:: The exercise ::
Comb through the entries for "from" and pull out each line that holds it.
* begin Extracted data *
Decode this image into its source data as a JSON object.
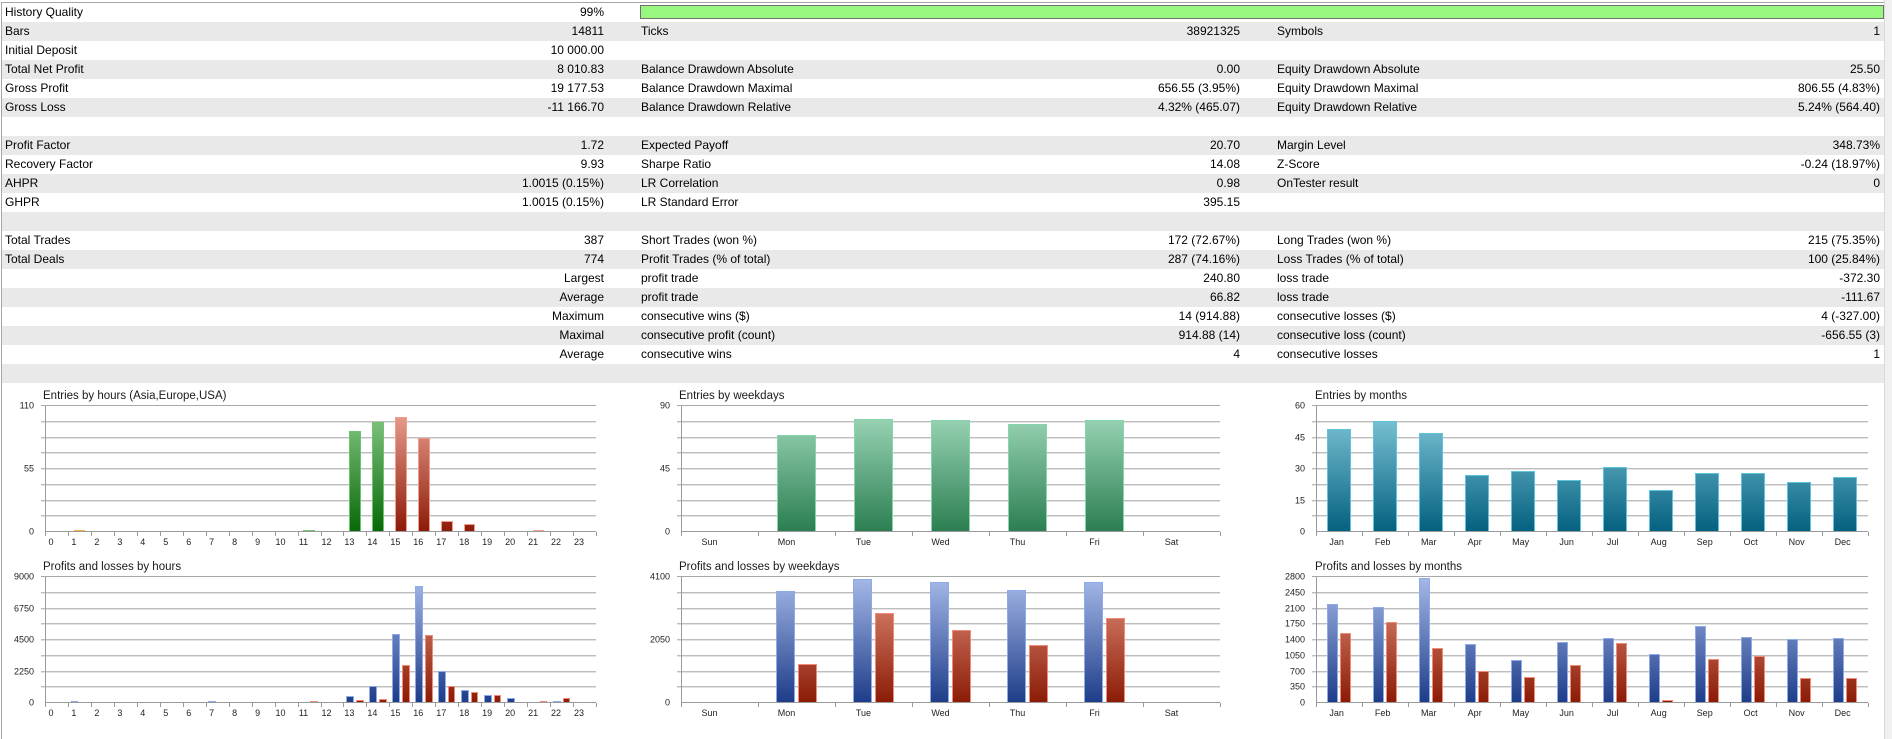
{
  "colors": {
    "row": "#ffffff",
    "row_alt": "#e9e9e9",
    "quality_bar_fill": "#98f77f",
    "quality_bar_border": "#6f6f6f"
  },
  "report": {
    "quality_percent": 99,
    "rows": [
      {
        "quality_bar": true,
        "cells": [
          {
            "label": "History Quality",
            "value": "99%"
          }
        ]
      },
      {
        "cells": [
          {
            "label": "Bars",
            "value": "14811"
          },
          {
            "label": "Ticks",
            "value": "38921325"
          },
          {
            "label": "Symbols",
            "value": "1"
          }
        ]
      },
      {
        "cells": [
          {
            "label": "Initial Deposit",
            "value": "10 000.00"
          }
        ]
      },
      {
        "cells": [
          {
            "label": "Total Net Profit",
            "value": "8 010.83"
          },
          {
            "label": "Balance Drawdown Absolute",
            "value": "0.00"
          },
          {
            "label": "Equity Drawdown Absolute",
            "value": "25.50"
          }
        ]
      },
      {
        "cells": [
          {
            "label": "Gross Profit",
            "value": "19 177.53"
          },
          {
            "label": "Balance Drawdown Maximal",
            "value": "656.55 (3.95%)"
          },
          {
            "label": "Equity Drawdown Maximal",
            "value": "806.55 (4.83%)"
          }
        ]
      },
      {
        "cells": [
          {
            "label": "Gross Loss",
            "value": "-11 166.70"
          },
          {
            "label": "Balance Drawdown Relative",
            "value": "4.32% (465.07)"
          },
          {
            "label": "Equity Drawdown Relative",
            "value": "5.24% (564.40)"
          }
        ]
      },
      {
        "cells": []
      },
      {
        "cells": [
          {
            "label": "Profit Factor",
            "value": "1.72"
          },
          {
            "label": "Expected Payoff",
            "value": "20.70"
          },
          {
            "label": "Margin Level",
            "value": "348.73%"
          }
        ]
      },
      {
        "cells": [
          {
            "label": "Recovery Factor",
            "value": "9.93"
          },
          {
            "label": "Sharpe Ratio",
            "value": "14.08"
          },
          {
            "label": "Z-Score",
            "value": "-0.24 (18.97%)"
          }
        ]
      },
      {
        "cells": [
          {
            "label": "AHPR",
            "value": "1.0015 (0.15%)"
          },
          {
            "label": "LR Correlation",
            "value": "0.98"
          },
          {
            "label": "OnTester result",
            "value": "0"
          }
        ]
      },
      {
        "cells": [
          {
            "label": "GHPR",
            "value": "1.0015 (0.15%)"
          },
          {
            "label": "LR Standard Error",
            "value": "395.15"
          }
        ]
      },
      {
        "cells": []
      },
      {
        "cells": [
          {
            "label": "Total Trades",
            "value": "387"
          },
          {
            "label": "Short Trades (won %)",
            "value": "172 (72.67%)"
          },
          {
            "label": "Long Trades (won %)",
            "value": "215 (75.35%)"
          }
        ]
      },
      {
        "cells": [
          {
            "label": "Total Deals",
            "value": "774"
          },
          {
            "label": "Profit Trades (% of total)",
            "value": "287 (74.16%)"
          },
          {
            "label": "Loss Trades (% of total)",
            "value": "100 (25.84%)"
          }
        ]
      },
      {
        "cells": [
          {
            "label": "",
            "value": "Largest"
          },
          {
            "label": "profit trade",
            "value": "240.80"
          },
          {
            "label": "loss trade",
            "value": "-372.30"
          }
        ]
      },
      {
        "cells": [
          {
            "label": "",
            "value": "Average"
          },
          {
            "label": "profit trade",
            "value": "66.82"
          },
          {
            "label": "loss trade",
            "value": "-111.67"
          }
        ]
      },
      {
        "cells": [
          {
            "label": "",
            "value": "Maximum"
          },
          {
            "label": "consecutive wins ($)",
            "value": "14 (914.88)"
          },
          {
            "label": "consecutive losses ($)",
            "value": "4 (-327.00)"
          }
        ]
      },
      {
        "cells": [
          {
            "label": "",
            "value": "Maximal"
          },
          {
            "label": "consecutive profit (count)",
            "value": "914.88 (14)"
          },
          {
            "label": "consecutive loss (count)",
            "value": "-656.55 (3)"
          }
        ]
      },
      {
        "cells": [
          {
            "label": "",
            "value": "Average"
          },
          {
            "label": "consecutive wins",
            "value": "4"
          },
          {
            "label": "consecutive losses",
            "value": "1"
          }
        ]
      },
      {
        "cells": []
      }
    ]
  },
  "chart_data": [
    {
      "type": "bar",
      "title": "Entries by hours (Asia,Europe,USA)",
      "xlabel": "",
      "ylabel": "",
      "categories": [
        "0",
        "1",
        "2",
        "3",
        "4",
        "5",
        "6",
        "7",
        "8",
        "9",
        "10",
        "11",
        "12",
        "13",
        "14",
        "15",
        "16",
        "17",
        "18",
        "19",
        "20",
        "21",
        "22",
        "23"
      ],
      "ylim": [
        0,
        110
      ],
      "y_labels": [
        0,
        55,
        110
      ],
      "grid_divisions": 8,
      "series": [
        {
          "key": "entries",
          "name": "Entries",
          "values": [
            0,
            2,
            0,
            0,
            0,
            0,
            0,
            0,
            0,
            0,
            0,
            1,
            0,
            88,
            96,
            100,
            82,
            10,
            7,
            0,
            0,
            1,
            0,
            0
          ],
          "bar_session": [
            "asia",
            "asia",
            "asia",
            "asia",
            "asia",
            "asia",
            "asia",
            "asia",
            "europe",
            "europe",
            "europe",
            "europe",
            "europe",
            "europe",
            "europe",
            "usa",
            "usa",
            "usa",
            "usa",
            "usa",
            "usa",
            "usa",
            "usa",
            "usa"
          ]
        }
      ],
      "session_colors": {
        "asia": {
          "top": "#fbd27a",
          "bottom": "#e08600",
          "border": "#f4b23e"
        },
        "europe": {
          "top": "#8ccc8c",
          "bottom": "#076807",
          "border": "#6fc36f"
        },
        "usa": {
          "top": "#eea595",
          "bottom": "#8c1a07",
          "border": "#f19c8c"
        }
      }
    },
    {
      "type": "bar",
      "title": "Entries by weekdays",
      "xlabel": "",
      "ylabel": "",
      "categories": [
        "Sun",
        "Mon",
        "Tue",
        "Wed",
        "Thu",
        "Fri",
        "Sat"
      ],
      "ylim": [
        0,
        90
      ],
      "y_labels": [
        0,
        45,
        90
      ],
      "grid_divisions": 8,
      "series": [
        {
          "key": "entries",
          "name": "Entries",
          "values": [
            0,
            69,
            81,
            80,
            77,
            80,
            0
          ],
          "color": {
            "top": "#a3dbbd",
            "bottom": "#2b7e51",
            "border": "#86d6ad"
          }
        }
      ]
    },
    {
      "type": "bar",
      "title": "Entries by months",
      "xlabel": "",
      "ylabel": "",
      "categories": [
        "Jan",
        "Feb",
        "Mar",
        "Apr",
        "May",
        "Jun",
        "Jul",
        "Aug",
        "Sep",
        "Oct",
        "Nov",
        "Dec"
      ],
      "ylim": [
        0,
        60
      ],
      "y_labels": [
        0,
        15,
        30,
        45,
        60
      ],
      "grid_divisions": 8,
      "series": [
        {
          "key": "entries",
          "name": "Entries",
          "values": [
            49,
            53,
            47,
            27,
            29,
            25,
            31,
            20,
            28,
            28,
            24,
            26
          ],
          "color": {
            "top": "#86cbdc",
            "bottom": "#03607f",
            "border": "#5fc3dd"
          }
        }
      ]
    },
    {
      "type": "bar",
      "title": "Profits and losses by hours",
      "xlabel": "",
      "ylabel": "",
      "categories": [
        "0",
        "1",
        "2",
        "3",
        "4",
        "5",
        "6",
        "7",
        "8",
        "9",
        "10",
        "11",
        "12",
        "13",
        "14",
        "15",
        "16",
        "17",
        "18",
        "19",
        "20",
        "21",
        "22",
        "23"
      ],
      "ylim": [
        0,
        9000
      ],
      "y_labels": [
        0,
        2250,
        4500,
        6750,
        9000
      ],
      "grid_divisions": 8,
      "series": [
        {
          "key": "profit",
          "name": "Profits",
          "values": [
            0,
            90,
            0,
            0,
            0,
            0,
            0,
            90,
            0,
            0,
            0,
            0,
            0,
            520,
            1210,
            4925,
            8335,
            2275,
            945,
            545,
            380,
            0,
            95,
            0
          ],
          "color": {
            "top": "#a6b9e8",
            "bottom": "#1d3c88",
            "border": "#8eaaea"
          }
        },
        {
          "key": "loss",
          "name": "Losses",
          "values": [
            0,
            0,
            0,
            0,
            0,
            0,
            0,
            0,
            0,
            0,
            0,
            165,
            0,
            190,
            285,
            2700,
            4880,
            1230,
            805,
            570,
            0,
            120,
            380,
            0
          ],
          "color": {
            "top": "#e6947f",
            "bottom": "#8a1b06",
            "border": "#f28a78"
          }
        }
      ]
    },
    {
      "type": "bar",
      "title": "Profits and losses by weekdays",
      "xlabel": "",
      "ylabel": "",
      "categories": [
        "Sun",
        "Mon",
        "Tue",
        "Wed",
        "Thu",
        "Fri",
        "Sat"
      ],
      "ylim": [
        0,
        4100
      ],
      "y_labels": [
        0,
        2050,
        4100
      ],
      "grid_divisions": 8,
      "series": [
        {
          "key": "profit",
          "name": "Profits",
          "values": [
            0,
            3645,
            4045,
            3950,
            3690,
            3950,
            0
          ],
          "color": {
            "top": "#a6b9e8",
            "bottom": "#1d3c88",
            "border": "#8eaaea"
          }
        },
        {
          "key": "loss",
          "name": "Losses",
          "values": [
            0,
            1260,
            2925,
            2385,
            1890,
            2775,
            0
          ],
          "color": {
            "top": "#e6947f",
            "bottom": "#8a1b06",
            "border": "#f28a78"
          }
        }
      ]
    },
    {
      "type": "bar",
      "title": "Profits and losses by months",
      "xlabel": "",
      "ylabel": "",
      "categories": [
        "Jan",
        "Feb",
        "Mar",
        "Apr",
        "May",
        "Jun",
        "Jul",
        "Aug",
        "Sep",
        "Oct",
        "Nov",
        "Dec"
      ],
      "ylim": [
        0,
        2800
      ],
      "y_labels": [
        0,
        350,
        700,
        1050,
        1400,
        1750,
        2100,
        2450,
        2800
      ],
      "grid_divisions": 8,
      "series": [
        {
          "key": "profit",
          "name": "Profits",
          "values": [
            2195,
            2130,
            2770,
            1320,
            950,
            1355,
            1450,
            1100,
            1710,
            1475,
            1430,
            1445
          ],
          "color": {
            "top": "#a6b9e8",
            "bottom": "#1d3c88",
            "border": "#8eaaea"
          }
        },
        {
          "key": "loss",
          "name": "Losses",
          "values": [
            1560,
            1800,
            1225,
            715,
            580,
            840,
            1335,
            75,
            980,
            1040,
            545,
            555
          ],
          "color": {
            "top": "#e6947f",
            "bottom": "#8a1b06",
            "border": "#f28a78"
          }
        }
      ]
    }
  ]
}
* end Extracted data *
* begin Extracted data *
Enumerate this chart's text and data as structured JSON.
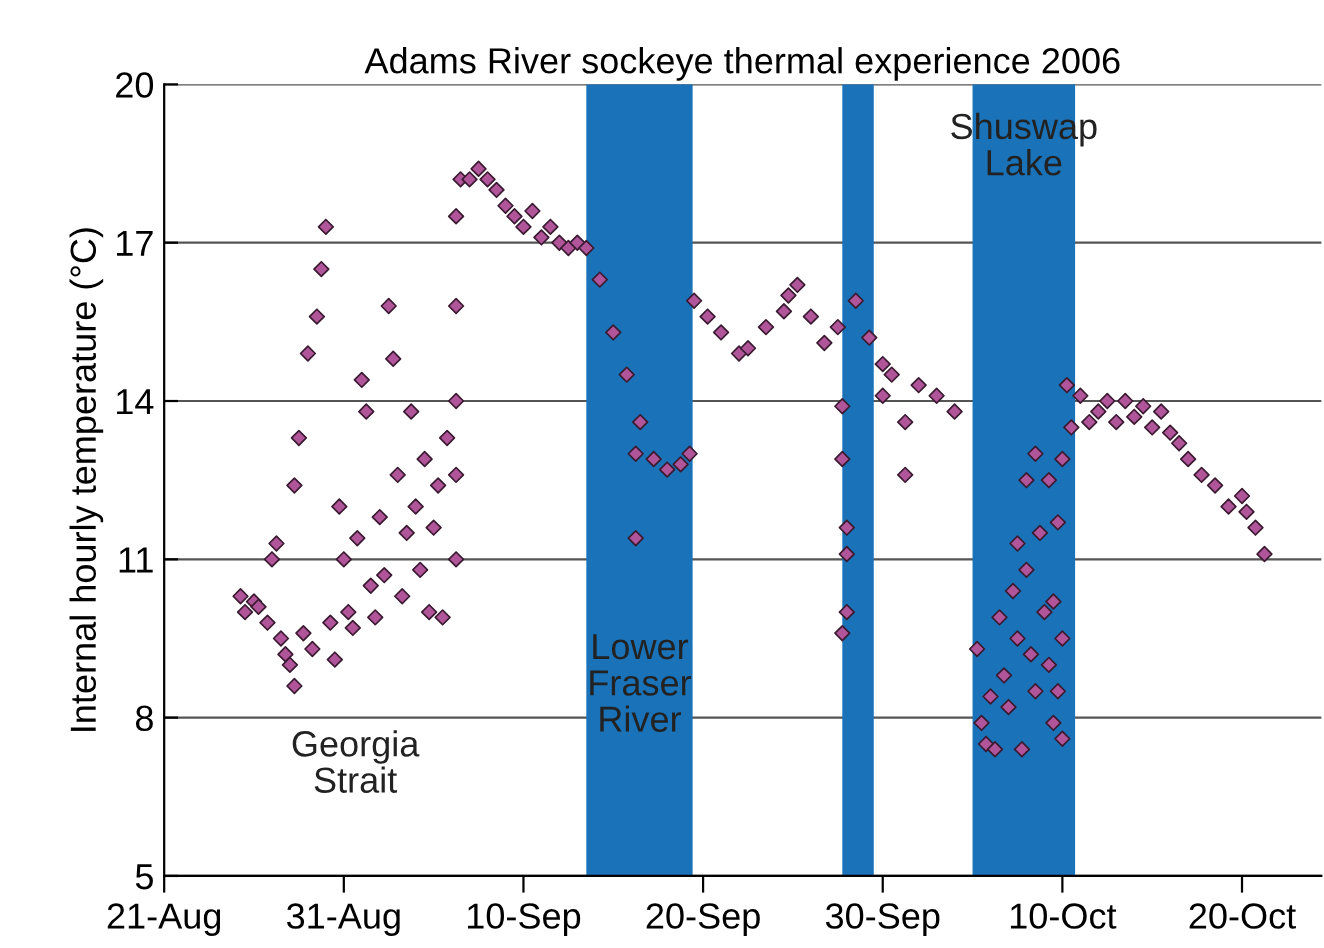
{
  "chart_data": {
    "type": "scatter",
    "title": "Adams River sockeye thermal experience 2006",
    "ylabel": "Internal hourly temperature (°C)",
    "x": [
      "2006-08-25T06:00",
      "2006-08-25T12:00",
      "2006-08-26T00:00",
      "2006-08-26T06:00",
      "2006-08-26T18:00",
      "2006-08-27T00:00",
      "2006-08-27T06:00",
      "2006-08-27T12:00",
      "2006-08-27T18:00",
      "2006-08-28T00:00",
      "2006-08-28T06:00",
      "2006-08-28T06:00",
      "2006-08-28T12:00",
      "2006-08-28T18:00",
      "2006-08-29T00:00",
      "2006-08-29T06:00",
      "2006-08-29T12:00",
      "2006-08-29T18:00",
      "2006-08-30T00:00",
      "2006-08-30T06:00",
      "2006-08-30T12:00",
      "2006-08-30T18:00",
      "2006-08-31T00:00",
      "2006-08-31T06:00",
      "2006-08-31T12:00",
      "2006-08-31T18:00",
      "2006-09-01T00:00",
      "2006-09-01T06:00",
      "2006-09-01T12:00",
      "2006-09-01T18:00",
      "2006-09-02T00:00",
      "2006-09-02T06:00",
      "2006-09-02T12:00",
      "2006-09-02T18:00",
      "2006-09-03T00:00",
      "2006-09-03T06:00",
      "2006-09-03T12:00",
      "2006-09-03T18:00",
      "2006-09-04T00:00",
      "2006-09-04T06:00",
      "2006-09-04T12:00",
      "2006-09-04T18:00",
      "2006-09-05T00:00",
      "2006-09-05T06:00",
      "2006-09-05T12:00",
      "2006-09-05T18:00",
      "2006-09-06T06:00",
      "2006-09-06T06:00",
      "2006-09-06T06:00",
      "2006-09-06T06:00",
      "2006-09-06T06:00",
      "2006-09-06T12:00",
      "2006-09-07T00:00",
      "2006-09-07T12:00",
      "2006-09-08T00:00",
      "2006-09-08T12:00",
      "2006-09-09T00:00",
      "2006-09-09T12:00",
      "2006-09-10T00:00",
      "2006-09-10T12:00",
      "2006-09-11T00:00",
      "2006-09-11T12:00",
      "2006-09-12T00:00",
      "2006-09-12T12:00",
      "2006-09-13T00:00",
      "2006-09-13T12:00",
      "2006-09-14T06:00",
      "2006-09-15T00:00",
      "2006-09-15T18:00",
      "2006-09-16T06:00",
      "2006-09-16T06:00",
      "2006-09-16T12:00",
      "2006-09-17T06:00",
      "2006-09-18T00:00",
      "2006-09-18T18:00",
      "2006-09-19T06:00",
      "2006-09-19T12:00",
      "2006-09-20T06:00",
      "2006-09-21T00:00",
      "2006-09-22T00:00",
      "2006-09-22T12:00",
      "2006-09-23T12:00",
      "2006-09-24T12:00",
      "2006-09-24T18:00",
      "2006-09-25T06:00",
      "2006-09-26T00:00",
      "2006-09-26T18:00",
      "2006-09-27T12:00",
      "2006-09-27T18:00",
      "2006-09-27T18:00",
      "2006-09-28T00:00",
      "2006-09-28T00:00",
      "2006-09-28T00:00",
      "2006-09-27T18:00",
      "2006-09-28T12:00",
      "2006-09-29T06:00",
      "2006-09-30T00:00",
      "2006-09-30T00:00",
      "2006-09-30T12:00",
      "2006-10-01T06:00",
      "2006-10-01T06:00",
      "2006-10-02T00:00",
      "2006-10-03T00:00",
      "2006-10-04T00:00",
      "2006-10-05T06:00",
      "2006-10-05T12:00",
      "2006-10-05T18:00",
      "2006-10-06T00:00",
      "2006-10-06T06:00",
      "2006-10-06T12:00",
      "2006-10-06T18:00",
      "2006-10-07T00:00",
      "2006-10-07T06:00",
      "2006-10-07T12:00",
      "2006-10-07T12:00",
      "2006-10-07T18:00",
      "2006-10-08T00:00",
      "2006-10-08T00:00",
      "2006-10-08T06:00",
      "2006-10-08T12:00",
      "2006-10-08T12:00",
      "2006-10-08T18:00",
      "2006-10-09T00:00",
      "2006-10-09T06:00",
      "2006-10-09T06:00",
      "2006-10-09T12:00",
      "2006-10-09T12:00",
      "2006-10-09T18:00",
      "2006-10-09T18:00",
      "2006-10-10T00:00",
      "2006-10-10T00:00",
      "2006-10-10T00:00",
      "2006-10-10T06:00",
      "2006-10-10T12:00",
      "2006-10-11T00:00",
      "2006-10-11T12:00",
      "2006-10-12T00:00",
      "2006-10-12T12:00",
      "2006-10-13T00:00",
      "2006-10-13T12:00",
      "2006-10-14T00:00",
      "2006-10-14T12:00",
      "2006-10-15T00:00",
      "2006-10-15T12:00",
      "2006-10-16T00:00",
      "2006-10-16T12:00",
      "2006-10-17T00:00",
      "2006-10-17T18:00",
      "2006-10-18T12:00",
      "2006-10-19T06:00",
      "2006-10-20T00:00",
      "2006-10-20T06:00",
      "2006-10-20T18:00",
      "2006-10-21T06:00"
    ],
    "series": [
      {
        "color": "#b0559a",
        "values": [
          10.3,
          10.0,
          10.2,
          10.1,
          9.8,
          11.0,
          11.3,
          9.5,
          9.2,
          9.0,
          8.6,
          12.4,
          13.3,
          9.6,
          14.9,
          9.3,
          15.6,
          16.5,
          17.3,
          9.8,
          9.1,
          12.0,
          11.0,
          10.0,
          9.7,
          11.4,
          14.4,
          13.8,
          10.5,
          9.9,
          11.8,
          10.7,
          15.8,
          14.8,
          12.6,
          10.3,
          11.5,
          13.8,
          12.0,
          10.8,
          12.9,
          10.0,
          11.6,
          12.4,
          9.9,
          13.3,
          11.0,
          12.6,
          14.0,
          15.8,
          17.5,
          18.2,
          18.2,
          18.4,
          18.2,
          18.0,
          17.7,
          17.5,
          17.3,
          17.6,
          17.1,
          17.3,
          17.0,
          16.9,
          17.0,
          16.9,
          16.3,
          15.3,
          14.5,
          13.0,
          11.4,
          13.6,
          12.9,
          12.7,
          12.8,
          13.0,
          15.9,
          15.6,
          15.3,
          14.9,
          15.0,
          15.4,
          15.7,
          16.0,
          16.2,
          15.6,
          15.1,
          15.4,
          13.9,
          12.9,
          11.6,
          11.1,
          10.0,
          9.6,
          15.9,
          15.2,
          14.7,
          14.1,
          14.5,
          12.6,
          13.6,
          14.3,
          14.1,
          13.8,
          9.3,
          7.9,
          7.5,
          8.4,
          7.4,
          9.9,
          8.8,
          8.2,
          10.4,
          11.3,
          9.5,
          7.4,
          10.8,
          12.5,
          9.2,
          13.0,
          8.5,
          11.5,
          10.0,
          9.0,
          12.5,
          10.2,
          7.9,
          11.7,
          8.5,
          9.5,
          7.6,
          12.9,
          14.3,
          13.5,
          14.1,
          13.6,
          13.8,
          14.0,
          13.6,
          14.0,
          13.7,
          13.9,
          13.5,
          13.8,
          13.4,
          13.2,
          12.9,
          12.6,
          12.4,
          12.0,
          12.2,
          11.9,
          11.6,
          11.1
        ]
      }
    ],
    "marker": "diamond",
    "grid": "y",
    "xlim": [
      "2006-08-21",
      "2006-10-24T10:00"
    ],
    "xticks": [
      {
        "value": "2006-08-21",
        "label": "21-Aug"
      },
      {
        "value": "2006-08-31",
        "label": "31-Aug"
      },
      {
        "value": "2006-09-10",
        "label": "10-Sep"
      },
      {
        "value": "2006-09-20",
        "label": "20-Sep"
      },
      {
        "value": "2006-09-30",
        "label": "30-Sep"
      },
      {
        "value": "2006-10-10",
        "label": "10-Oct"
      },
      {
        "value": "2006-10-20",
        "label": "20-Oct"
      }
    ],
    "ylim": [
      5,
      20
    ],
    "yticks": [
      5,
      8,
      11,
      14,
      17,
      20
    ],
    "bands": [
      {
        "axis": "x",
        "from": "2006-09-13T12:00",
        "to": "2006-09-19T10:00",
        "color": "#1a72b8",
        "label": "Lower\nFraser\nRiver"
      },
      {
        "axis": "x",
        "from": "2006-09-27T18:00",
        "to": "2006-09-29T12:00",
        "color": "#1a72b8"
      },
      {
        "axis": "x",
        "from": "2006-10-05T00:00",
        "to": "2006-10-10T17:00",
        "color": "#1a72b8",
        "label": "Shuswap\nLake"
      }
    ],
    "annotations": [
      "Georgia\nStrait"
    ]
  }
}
* end Extracted data *
:: Solution to the problem ::
        "from": "2006-09-13T12:00",
        "from": "2006-09-27T18:00",
        "from": "2006-10-05T00:00",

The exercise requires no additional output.